Given information:
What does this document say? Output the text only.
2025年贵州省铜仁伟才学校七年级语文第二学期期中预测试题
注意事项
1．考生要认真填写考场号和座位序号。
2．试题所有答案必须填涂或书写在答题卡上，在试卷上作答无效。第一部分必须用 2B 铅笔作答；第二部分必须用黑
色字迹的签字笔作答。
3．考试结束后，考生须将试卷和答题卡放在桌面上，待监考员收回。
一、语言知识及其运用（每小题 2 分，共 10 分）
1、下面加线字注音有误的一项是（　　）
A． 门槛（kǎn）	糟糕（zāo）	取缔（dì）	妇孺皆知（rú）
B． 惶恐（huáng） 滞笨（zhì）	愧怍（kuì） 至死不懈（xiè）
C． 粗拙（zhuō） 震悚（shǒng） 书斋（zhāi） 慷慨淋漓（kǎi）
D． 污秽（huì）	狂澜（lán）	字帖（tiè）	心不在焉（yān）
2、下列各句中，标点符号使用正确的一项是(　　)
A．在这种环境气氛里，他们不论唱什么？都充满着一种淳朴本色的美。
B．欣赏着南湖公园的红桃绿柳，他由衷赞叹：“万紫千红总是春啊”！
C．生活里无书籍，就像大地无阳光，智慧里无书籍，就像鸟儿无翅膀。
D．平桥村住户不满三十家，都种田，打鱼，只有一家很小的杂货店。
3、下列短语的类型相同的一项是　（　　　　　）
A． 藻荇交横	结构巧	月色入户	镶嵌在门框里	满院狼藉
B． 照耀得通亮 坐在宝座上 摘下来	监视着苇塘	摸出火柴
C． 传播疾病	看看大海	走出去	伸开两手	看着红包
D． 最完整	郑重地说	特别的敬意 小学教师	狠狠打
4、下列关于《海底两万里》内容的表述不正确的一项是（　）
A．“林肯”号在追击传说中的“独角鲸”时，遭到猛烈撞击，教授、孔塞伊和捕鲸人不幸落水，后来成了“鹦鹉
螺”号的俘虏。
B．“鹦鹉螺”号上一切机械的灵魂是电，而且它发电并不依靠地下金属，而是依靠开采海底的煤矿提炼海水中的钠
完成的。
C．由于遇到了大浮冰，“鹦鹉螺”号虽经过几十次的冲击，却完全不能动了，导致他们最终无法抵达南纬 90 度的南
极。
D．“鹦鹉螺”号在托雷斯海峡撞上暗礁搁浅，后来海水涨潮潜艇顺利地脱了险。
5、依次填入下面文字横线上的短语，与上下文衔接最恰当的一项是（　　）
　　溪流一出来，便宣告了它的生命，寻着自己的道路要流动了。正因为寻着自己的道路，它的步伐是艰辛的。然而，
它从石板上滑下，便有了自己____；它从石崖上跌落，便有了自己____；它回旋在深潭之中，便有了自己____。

Objective:
Each line above must be printed exactly as it appears.

Exercise response:
What does this document say? Output the text only.
2025年贵州省铜仁伟才学校七年级语文第二学期期中预测试题
注意事项
1．考生要认真填写考场号和座位序号。
2．试题所有答案必须填涂或书写在答题卡上，在试卷上作答无效。第一部分必须用 2B 铅笔作答；第二部分必须用黑
色字迹的签字笔作答。
3．考试结束后，考生须将试卷和答题卡放在桌面上，待监考员收回。
一、语言知识及其运用（每小题 2 分，共 10 分）
1、下面加线字注音有误的一项是（　　）
A． 门槛（kǎn）	糟糕（zāo）	取缔（dì）	妇孺皆知（rú）
B． 惶恐（huáng） 滞笨（zhì）	愧怍（kuì） 至死不懈（xiè）
C． 粗拙（zhuō） 震悚（shǒng） 书斋（zhāi） 慷慨淋漓（kǎi）
D． 污秽（huì）	狂澜（lán）	字帖（tiè）	心不在焉（yān）
2、下列各句中，标点符号使用正确的一项是(　　)
A．在这种环境气氛里，他们不论唱什么？都充满着一种淳朴本色的美。
B．欣赏着南湖公园的红桃绿柳，他由衷赞叹：“万紫千红总是春啊”！
C．生活里无书籍，就像大地无阳光，智慧里无书籍，就像鸟儿无翅膀。
D．平桥村住户不满三十家，都种田，打鱼，只有一家很小的杂货店。
3、下列短语的类型相同的一项是　（　　　　　）
A． 藻荇交横	结构巧	月色入户	镶嵌在门框里	满院狼藉
B． 照耀得通亮 坐在宝座上 摘下来	监视着苇塘	摸出火柴
C． 传播疾病	看看大海	走出去	伸开两手	看着红包
D． 最完整	郑重地说	特别的敬意 小学教师	狠狠打
4、下列关于《海底两万里》内容的表述不正确的一项是（　）
A．“林肯”号在追击传说中的“独角鲸”时，遭到猛烈撞击，教授、孔塞伊和捕鲸人不幸落水，后来成了“鹦鹉
螺”号的俘虏。
B．“鹦鹉螺”号上一切机械的灵魂是电，而且它发电并不依靠地下金属，而是依靠开采海底的煤矿提炼海水中的钠
完成的。
C．由于遇到了大浮冰，“鹦鹉螺”号虽经过几十次的冲击，却完全不能动了，导致他们最终无法抵达南纬 90 度的南
极。
D．“鹦鹉螺”号在托雷斯海峡撞上暗礁搁浅，后来海水涨潮潜艇顺利地脱了险。
5、依次填入下面文字横线上的短语，与上下文衔接最恰当的一项是（　　）
　　溪流一出来，便宣告了它的生命，寻着自己的道路要流动了。正因为寻着自己的道路，它的步伐是艰辛的。然而，
它从石板上滑下，便有了自己____；它从石崖上跌落，便有了自己____；它回旋在深潭之中，便有了自己____。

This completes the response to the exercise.